-- What you need to do --
Give all of the lines again, with nothing added or dropped.

-- Material provided --
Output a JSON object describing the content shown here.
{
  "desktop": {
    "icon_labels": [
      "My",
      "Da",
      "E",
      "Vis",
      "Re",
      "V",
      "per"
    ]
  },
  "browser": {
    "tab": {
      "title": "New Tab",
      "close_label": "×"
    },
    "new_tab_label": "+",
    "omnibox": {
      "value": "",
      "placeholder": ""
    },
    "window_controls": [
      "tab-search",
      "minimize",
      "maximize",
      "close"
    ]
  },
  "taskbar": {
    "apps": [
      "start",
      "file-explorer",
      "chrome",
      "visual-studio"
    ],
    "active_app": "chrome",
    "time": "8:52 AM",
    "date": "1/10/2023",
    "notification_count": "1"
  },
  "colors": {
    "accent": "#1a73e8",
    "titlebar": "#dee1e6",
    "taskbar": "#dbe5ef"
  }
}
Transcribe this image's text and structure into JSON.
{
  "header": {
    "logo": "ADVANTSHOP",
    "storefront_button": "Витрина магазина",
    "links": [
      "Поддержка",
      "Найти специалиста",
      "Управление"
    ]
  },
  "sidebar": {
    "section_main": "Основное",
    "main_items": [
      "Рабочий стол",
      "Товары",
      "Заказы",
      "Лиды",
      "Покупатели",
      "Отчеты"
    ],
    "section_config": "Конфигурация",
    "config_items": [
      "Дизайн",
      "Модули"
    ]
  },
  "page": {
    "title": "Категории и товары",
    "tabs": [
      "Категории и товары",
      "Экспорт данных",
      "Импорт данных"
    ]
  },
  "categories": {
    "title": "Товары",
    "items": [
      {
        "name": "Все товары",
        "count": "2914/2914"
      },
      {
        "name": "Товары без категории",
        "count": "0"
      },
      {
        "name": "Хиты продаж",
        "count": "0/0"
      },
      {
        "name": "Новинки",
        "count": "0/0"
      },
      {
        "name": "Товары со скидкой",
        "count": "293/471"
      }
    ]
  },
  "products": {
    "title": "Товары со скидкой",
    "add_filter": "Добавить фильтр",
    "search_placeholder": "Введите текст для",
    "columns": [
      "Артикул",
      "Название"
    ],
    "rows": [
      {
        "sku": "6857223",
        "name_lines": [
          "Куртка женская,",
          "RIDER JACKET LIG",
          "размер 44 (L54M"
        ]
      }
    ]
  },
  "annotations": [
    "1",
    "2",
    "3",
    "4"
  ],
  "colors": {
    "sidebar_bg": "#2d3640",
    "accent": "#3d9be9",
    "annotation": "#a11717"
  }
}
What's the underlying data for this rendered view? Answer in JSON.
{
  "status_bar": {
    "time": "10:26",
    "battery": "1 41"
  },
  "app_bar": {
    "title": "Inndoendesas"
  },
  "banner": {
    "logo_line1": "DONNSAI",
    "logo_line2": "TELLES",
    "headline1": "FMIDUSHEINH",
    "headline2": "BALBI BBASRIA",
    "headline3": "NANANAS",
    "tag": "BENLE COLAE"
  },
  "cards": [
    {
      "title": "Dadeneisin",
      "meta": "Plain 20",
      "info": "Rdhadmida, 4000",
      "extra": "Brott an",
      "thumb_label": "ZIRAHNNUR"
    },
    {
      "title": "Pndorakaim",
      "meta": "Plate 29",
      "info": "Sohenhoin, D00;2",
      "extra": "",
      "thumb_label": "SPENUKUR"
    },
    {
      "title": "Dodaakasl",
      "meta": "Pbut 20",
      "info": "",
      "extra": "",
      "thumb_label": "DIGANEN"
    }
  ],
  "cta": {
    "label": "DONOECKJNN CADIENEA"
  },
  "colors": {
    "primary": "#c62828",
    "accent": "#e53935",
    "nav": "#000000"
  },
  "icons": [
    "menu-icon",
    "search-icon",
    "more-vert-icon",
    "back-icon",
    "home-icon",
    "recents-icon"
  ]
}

-- Solution to this exercise --
Output a JSON object describing the content shown here.
{
  "desktop": {
    "icon_labels": [
      "My",
      "Da",
      "E",
      "Vis",
      "Re",
      "V",
      "per"
    ]
  },
  "browser": {
    "tab": {
      "title": "New Tab",
      "close_label": "×"
    },
    "new_tab_label": "+",
    "omnibox": {
      "value": "",
      "placeholder": ""
    },
    "window_controls": [
      "tab-search",
      "minimize",
      "maximize",
      "close"
    ]
  },
  "taskbar": {
    "apps": [
      "start",
      "file-explorer",
      "chrome",
      "visual-studio"
    ],
    "active_app": "chrome",
    "time": "8:52 AM",
    "date": "1/10/2023",
    "notification_count": "1"
  },
  "colors": {
    "accent": "#1a73e8",
    "titlebar": "#dee1e6",
    "taskbar": "#dbe5ef"
  }
}
Transcribe this image's text and structure into JSON.
{
  "header": {
    "logo": "ADVANTSHOP",
    "storefront_button": "Витрина магазина",
    "links": [
      "Поддержка",
      "Найти специалиста",
      "Управление"
    ]
  },
  "sidebar": {
    "section_main": "Основное",
    "main_items": [
      "Рабочий стол",
      "Товары",
      "Заказы",
      "Лиды",
      "Покупатели",
      "Отчеты"
    ],
    "section_config": "Конфигурация",
    "config_items": [
      "Дизайн",
      "Модули"
    ]
  },
  "page": {
    "title": "Категории и товары",
    "tabs": [
      "Категории и товары",
      "Экспорт данных",
      "Импорт данных"
    ]
  },
  "categories": {
    "title": "Товары",
    "items": [
      {
        "name": "Все товары",
        "count": "2914/2914"
      },
      {
        "name": "Товары без категории",
        "count": "0"
      },
      {
        "name": "Хиты продаж",
        "count": "0/0"
      },
      {
        "name": "Новинки",
        "count": "0/0"
      },
      {
        "name": "Товары со скидкой",
        "count": "293/471"
      }
    ]
  },
  "products": {
    "title": "Товары со скидкой",
    "add_filter": "Добавить фильтр",
    "search_placeholder": "Введите текст для",
    "columns": [
      "Артикул",
      "Название"
    ],
    "rows": [
      {
        "sku": "6857223",
        "name_lines": [
          "Куртка женская,",
          "RIDER JACKET LIG",
          "размер 44 (L54M"
        ]
      }
    ]
  },
  "annotations": [
    "1",
    "2",
    "3",
    "4"
  ],
  "colors": {
    "sidebar_bg": "#2d3640",
    "accent": "#3d9be9",
    "annotation": "#a11717"
  }
}
What's the underlying data for this rendered view? Answer in JSON.
{
  "status_bar": {
    "time": "10:26",
    "battery": "1 41"
  },
  "app_bar": {
    "title": "Inndoendesas"
  },
  "banner": {
    "logo_line1": "DONNSAI",
    "logo_line2": "TELLES",
    "headline1": "FMIDUSHEINH",
    "headline2": "BALBI BBASRIA",
    "headline3": "NANANAS",
    "tag": "BENLE COLAE"
  },
  "cards": [
    {
      "title": "Dadeneisin",
      "meta": "Plain 20",
      "info": "Rdhadmida, 4000",
      "extra": "Brott an",
      "thumb_label": "ZIRAHNNUR"
    },
    {
      "title": "Pndorakaim",
      "meta": "Plate 29",
      "info": "Sohenhoin, D00;2",
      "extra": "",
      "thumb_label": "SPENUKUR"
    },
    {
      "title": "Dodaakasl",
      "meta": "Pbut 20",
      "info": "",
      "extra": "",
      "thumb_label": "DIGANEN"
    }
  ],
  "cta": {
    "label": "DONOECKJNN CADIENEA"
  },
  "colors": {
    "primary": "#c62828",
    "accent": "#e53935",
    "nav": "#000000"
  },
  "icons": [
    "menu-icon",
    "search-icon",
    "more-vert-icon",
    "back-icon",
    "home-icon",
    "recents-icon"
  ]
}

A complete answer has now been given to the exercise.